- [Stated goal]: Copy out lines with the word "name" from the material that follows.

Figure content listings
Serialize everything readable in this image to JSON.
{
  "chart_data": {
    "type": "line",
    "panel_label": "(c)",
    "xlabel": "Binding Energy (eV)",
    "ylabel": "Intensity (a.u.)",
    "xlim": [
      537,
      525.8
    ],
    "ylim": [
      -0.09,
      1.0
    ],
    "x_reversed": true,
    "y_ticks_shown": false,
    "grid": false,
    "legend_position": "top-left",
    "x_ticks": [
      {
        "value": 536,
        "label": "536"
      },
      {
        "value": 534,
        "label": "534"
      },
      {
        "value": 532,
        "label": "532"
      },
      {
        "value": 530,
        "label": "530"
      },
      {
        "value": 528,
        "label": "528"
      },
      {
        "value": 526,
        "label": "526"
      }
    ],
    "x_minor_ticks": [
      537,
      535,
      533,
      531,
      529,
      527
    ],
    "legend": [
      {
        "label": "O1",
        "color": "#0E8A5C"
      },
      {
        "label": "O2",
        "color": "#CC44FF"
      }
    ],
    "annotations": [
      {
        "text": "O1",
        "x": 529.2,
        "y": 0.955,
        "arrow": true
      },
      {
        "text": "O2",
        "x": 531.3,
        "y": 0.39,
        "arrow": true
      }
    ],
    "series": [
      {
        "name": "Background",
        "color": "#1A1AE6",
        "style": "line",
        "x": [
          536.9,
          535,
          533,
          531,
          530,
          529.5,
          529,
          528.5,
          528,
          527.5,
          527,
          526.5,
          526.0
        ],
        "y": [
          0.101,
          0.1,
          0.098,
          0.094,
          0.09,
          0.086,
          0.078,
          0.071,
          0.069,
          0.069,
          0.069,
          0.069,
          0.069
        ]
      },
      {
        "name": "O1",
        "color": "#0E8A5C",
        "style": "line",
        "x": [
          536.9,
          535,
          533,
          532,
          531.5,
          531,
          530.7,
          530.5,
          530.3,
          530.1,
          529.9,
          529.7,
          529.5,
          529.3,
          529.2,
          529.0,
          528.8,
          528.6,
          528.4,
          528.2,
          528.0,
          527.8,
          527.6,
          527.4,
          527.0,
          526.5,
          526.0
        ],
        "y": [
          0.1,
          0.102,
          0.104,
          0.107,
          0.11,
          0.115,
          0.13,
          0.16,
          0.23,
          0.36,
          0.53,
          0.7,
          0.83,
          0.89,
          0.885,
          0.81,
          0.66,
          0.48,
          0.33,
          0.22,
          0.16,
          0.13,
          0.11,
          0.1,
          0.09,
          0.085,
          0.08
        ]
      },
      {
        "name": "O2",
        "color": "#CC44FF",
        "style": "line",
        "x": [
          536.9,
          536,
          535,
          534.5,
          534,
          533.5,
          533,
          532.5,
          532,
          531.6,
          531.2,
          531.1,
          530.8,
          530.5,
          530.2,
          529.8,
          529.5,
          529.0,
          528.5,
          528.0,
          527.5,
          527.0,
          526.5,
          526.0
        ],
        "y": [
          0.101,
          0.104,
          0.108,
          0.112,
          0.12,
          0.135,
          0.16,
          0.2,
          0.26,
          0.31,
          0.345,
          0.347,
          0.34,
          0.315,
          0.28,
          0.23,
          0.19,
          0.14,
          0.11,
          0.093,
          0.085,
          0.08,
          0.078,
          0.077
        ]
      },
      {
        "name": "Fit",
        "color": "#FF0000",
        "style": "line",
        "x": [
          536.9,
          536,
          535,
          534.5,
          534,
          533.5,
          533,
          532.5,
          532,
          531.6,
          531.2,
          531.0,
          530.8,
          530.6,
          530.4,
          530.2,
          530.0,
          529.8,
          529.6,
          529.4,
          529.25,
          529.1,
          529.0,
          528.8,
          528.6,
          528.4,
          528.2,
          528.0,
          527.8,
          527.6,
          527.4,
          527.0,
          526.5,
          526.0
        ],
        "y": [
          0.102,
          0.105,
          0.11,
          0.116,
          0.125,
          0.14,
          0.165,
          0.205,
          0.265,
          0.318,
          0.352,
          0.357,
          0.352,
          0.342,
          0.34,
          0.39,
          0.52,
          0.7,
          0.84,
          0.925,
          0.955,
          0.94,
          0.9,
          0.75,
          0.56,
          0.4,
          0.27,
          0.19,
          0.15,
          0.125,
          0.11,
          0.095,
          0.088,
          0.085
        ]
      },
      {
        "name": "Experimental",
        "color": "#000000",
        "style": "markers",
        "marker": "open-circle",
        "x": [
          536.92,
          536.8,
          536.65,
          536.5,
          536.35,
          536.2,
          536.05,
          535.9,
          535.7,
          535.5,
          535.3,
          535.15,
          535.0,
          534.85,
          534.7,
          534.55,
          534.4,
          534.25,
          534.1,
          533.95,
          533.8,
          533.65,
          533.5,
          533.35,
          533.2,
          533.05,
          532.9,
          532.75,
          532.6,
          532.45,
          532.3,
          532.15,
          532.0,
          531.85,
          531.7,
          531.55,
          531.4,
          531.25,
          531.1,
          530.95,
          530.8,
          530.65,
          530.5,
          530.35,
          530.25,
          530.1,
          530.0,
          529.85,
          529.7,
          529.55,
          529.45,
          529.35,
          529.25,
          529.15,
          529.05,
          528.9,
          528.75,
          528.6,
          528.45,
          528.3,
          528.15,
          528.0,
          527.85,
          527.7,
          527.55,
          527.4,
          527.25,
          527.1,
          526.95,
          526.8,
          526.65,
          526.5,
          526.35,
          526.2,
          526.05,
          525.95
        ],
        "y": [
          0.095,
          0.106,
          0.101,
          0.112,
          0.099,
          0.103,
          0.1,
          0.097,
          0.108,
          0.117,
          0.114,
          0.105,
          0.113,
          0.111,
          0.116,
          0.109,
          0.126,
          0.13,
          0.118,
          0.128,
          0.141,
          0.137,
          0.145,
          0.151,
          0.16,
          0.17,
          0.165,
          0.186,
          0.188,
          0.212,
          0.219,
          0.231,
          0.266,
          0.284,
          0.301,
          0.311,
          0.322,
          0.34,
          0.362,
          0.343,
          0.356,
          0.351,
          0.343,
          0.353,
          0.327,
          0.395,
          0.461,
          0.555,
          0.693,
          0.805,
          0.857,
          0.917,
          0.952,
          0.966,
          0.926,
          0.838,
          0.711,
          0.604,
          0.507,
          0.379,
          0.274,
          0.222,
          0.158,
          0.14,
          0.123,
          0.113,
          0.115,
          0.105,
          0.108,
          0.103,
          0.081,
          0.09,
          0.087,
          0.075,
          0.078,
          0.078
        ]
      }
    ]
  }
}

- [The completed task]:
        "name": "Background",
        "name": "O1",
        "name": "O2",
        "name": "Fit",
        "name": "Experimental",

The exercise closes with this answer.